**EXERCISE AIM**
Can you transcribe every entry word for word, skipping the images?

Dataset records

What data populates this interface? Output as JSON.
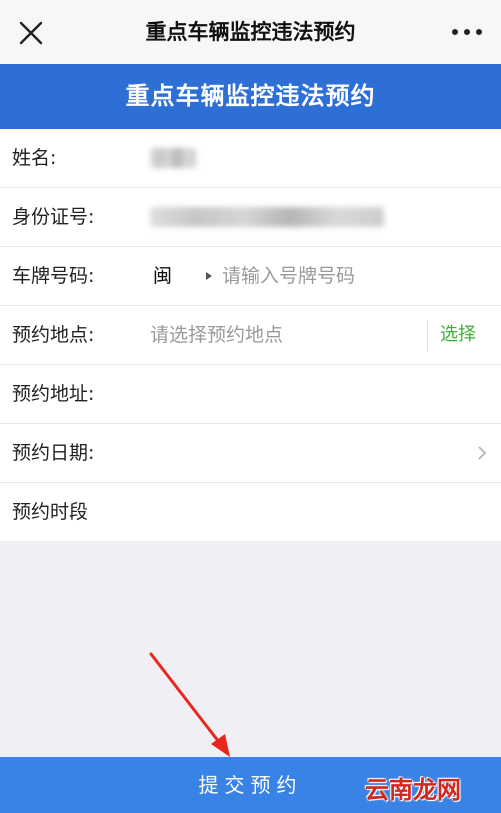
{
  "topbar": {
    "title": "重点车辆监控违法预约",
    "close_icon": "close-icon",
    "more_icon": "more-icon"
  },
  "banner": {
    "title": "重点车辆监控违法预约",
    "color": "#2e6fd6"
  },
  "form": {
    "name_label": "姓名:",
    "id_label": "身份证号:",
    "plate_label": "车牌号码:",
    "plate_province": "闽",
    "plate_placeholder": "请输入号牌号码",
    "location_label": "预约地点:",
    "location_placeholder": "请选择预约地点",
    "choose_label": "选择",
    "address_label": "预约地址:",
    "date_label": "预约日期:",
    "time_label": "预约时段"
  },
  "submit": {
    "label": "提交预约",
    "color": "#3a83e6"
  },
  "watermark": {
    "text": "云南龙网"
  },
  "colors": {
    "accent_green": "#3cb034",
    "arrow_red": "#e8261c"
  }
}
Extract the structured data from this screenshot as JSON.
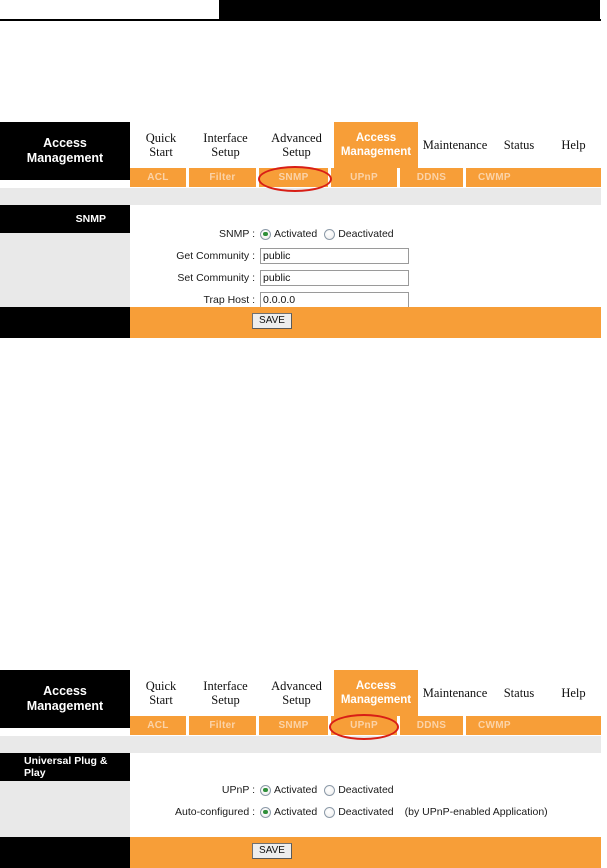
{
  "page": {
    "brand_line1": "Access",
    "brand_line2": "Management"
  },
  "main_tabs": [
    {
      "line1": "Quick",
      "line2": "Start"
    },
    {
      "line1": "Interface",
      "line2": "Setup"
    },
    {
      "line1": "Advanced",
      "line2": "Setup"
    },
    {
      "line1": "Access",
      "line2": "Management"
    },
    {
      "line1": "Maintenance",
      "line2": ""
    },
    {
      "line1": "Status",
      "line2": ""
    },
    {
      "line1": "Help",
      "line2": ""
    }
  ],
  "sub_tabs": [
    {
      "label": "ACL"
    },
    {
      "label": "Filter"
    },
    {
      "label": "SNMP"
    },
    {
      "label": "UPnP"
    },
    {
      "label": "DDNS"
    },
    {
      "label": "CWMP"
    }
  ],
  "snmp_section": {
    "panel_title": "SNMP",
    "fields": {
      "snmp_label": "SNMP :",
      "snmp_activated": "Activated",
      "snmp_deactivated": "Deactivated",
      "get_community_label": "Get Community :",
      "get_community_value": "public",
      "set_community_label": "Set Community :",
      "set_community_value": "public",
      "trap_host_label": "Trap Host :",
      "trap_host_value": "0.0.0.0"
    },
    "save_label": "SAVE",
    "highlighted_tab": "SNMP"
  },
  "upnp_section": {
    "panel_title": "Universal Plug & Play",
    "fields": {
      "upnp_label": "UPnP :",
      "upnp_activated": "Activated",
      "upnp_deactivated": "Deactivated",
      "auto_label": "Auto-configured :",
      "auto_activated": "Activated",
      "auto_deactivated": "Deactivated",
      "auto_note": "(by UPnP-enabled Application)"
    },
    "save_label": "SAVE",
    "highlighted_tab": "UPnP"
  },
  "colors": {
    "accent_orange": "#F79E38",
    "sub_tab_text": "#FBD3A8",
    "panel_black": "#000000",
    "gray": "#E9E9E9",
    "highlight_red": "#D81E16",
    "radio_green": "#2F8F3A"
  }
}
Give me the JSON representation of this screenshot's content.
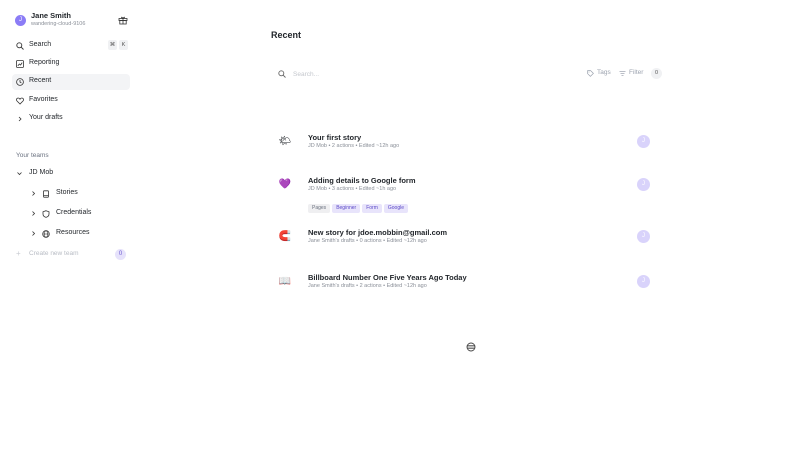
{
  "user": {
    "name": "Jane Smith",
    "handle": "wandering-cloud-9106",
    "avatar_initial": "J",
    "gift_icon": "gift-icon"
  },
  "nav": {
    "search": {
      "label": "Search",
      "shortcut_mod": "⌘",
      "shortcut_key": "K",
      "icon": "search-icon"
    },
    "reporting": {
      "label": "Reporting",
      "icon": "chart-icon"
    },
    "recent": {
      "label": "Recent",
      "icon": "clock-icon"
    },
    "favorites": {
      "label": "Favorites",
      "icon": "heart-icon"
    },
    "drafts": {
      "label": "Your drafts",
      "icon": "chevron-right-icon"
    }
  },
  "teams": {
    "section_label": "Your teams",
    "team_name": "JD Mob",
    "children": [
      {
        "label": "Stories",
        "icon": "book-icon"
      },
      {
        "label": "Credentials",
        "icon": "shield-icon"
      },
      {
        "label": "Resources",
        "icon": "globe-icon"
      }
    ],
    "create_label": "Create new team",
    "create_badge": "0"
  },
  "main": {
    "title": "Recent",
    "search_placeholder": "Search...",
    "tags_label": "Tags",
    "filter_label": "Filter",
    "filter_count": "0"
  },
  "stories": [
    {
      "title": "Your first story",
      "meta": "JD Mob  •  2 actions  •  Edited ~12h ago",
      "emoji": "🌤",
      "avatar": "J",
      "tags": []
    },
    {
      "title": "Adding details to Google form",
      "meta": "JD Mob  •  3 actions  •  Edited ~1h ago",
      "emoji": "💜",
      "avatar": "J",
      "tags": [
        "Pages",
        "Beginner",
        "Form",
        "Google"
      ]
    },
    {
      "title": "New story for jdoe.mobbin@gmail.com",
      "meta": "Jane Smith's drafts  •  0 actions  •  Edited ~12h ago",
      "emoji": "🧲",
      "avatar": "J",
      "tags": []
    },
    {
      "title": "Billboard Number One Five Years Ago Today",
      "meta": "Jane Smith's drafts  •  2 actions  •  Edited ~12h ago",
      "emoji": "📖",
      "avatar": "J",
      "tags": []
    }
  ],
  "colors": {
    "accent": "#8b7cf6",
    "avatar_soft": "#d9d3fb",
    "active_nav_bg": "#f3f4f6"
  }
}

**ANSWER TO THE EXERCISE**
What data populates this interface? Output as JSON.
{
  "topbar": {
    "title": "重点车辆监控违法预约",
    "close_icon": "close-icon",
    "more_icon": "more-icon"
  },
  "banner": {
    "title": "重点车辆监控违法预约",
    "color": "#2e6fd6"
  },
  "form": {
    "name_label": "姓名:",
    "id_label": "身份证号:",
    "plate_label": "车牌号码:",
    "plate_province": "闽",
    "plate_placeholder": "请输入号牌号码",
    "location_label": "预约地点:",
    "location_placeholder": "请选择预约地点",
    "choose_label": "选择",
    "address_label": "预约地址:",
    "date_label": "预约日期:",
    "time_label": "预约时段"
  },
  "submit": {
    "label": "提交预约",
    "color": "#3a83e6"
  },
  "watermark": {
    "text": "云南龙网"
  },
  "colors": {
    "accent_green": "#3cb034",
    "arrow_red": "#e8261c"
  }
}
Extract the structured data from this screenshot as JSON.
{
  "page": {
    "brand_line1": "Access",
    "brand_line2": "Management"
  },
  "main_tabs": [
    {
      "line1": "Quick",
      "line2": "Start"
    },
    {
      "line1": "Interface",
      "line2": "Setup"
    },
    {
      "line1": "Advanced",
      "line2": "Setup"
    },
    {
      "line1": "Access",
      "line2": "Management"
    },
    {
      "line1": "Maintenance",
      "line2": ""
    },
    {
      "line1": "Status",
      "line2": ""
    },
    {
      "line1": "Help",
      "line2": ""
    }
  ],
  "sub_tabs": [
    {
      "label": "ACL"
    },
    {
      "label": "Filter"
    },
    {
      "label": "SNMP"
    },
    {
      "label": "UPnP"
    },
    {
      "label": "DDNS"
    },
    {
      "label": "CWMP"
    }
  ],
  "snmp_section": {
    "panel_title": "SNMP",
    "fields": {
      "snmp_label": "SNMP :",
      "snmp_activated": "Activated",
      "snmp_deactivated": "Deactivated",
      "get_community_label": "Get Community :",
      "get_community_value": "public",
      "set_community_label": "Set Community :",
      "set_community_value": "public",
      "trap_host_label": "Trap Host :",
      "trap_host_value": "0.0.0.0"
    },
    "save_label": "SAVE",
    "highlighted_tab": "SNMP"
  },
  "upnp_section": {
    "panel_title": "Universal Plug & Play",
    "fields": {
      "upnp_label": "UPnP :",
      "upnp_activated": "Activated",
      "upnp_deactivated": "Deactivated",
      "auto_label": "Auto-configured :",
      "auto_activated": "Activated",
      "auto_deactivated": "Deactivated",
      "auto_note": "(by UPnP-enabled Application)"
    },
    "save_label": "SAVE",
    "highlighted_tab": "UPnP"
  },
  "colors": {
    "accent_orange": "#F79E38",
    "sub_tab_text": "#FBD3A8",
    "panel_black": "#000000",
    "gray": "#E9E9E9",
    "highlight_red": "#D81E16",
    "radio_green": "#2F8F3A"
  }
}
Give me the JSON representation of this screenshot's content.
{
  "user": {
    "name": "Jane Smith",
    "handle": "wandering-cloud-9106",
    "avatar_initial": "J",
    "gift_icon": "gift-icon"
  },
  "nav": {
    "search": {
      "label": "Search",
      "shortcut_mod": "⌘",
      "shortcut_key": "K",
      "icon": "search-icon"
    },
    "reporting": {
      "label": "Reporting",
      "icon": "chart-icon"
    },
    "recent": {
      "label": "Recent",
      "icon": "clock-icon"
    },
    "favorites": {
      "label": "Favorites",
      "icon": "heart-icon"
    },
    "drafts": {
      "label": "Your drafts",
      "icon": "chevron-right-icon"
    }
  },
  "teams": {
    "section_label": "Your teams",
    "team_name": "JD Mob",
    "children": [
      {
        "label": "Stories",
        "icon": "book-icon"
      },
      {
        "label": "Credentials",
        "icon": "shield-icon"
      },
      {
        "label": "Resources",
        "icon": "globe-icon"
      }
    ],
    "create_label": "Create new team",
    "create_badge": "0"
  },
  "main": {
    "title": "Recent",
    "search_placeholder": "Search...",
    "tags_label": "Tags",
    "filter_label": "Filter",
    "filter_count": "0"
  },
  "stories": [
    {
      "title": "Your first story",
      "meta": "JD Mob  •  2 actions  •  Edited ~12h ago",
      "emoji": "🌤",
      "avatar": "J",
      "tags": []
    },
    {
      "title": "Adding details to Google form",
      "meta": "JD Mob  •  3 actions  •  Edited ~1h ago",
      "emoji": "💜",
      "avatar": "J",
      "tags": [
        "Pages",
        "Beginner",
        "Form",
        "Google"
      ]
    },
    {
      "title": "New story for jdoe.mobbin@gmail.com",
      "meta": "Jane Smith's drafts  •  0 actions  •  Edited ~12h ago",
      "emoji": "🧲",
      "avatar": "J",
      "tags": []
    },
    {
      "title": "Billboard Number One Five Years Ago Today",
      "meta": "Jane Smith's drafts  •  2 actions  •  Edited ~12h ago",
      "emoji": "📖",
      "avatar": "J",
      "tags": []
    }
  ],
  "colors": {
    "accent": "#8b7cf6",
    "avatar_soft": "#d9d3fb",
    "active_nav_bg": "#f3f4f6"
  }
}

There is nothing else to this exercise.